Recorded data

++++++++++

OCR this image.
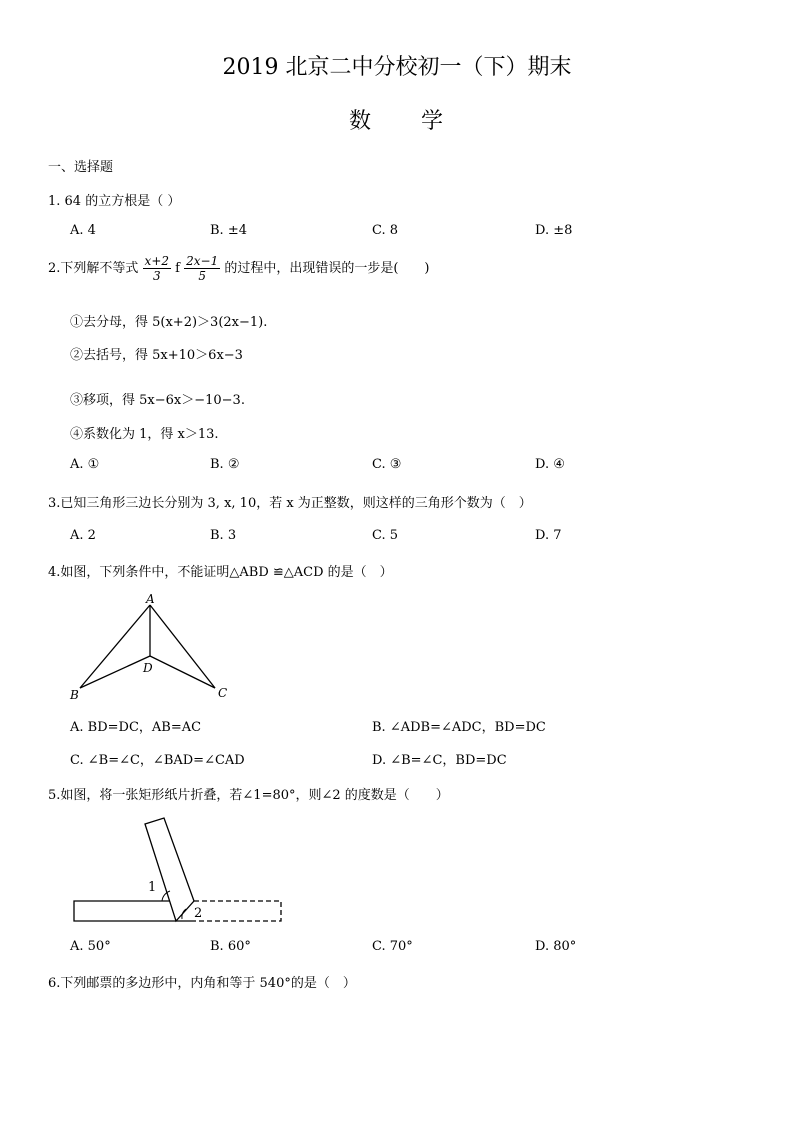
2019 北京二中分校初一（下）期末
数　　学
一、选择题
1. 64 的立方根是（ ）
A. 4	B. ±4	C. 8	D. ±8
2.下列解不等式 $\frac{x+2}{3}$ f $\frac{2x-1}{5}$ 的过程中，出现错误的一步是(　　)
①去分母，得 5(x+2)＞3(2x−1).
②去括号，得 5x+10＞6x−3
③移项，得 5x−6x＞−10−3.
④系数化为 1，得 x＞13.
A. ①	B. ②	C. ③	D. ④
3.已知三角形三边长分别为 3, x, 10，若 x 为正整数，则这样的三角形个数为（　）
A. 2	B. 3	C. 5	D. 7
4.如图，下列条件中，不能证明△ABD ≌△ACD 的是（　）
A
D
B	C
A. BD=DC，AB=AC	B. ∠ADB=∠ADC，BD=DC
C. ∠B=∠C，∠BAD=∠CAD	D. ∠B=∠C，BD=DC
5.如图，将一张矩形纸片折叠，若∠1=80°，则∠2 的度数是（　　）
1
2
A. 50°	B. 60°	C. 70°	D. 80°
6.下列邮票的多边形中，内角和等于 540°的是（　）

++++++++++

## EXERCISE DIRECTIONS
Images do not belong in the copy; reproduce all other parts of the records above verbatim.

## ANSWER FOR THIS EXERCISE
OCR this image.
2019 北京二中分校初一（下）期末
数　　学
一、选择题
1. 64 的立方根是（ ）
A. 4	B. ±4	C. 8	D. ±8
2.下列解不等式 $\frac{x+2}{3}$ f $\frac{2x-1}{5}$ 的过程中，出现错误的一步是(　　)
①去分母，得 5(x+2)＞3(2x−1).
②去括号，得 5x+10＞6x−3
③移项，得 5x−6x＞−10−3.
④系数化为 1，得 x＞13.
A. ①	B. ②	C. ③	D. ④
3.已知三角形三边长分别为 3, x, 10，若 x 为正整数，则这样的三角形个数为（　）
A. 2	B. 3	C. 5	D. 7
4.如图，下列条件中，不能证明△ABD ≌△ACD 的是（　）
A
D
B	C
A. BD=DC，AB=AC	B. ∠ADB=∠ADC，BD=DC
C. ∠B=∠C，∠BAD=∠CAD	D. ∠B=∠C，BD=DC
5.如图，将一张矩形纸片折叠，若∠1=80°，则∠2 的度数是（　　）
1
2
A. 50°	B. 60°	C. 70°	D. 80°
6.下列邮票的多边形中，内角和等于 540°的是（　）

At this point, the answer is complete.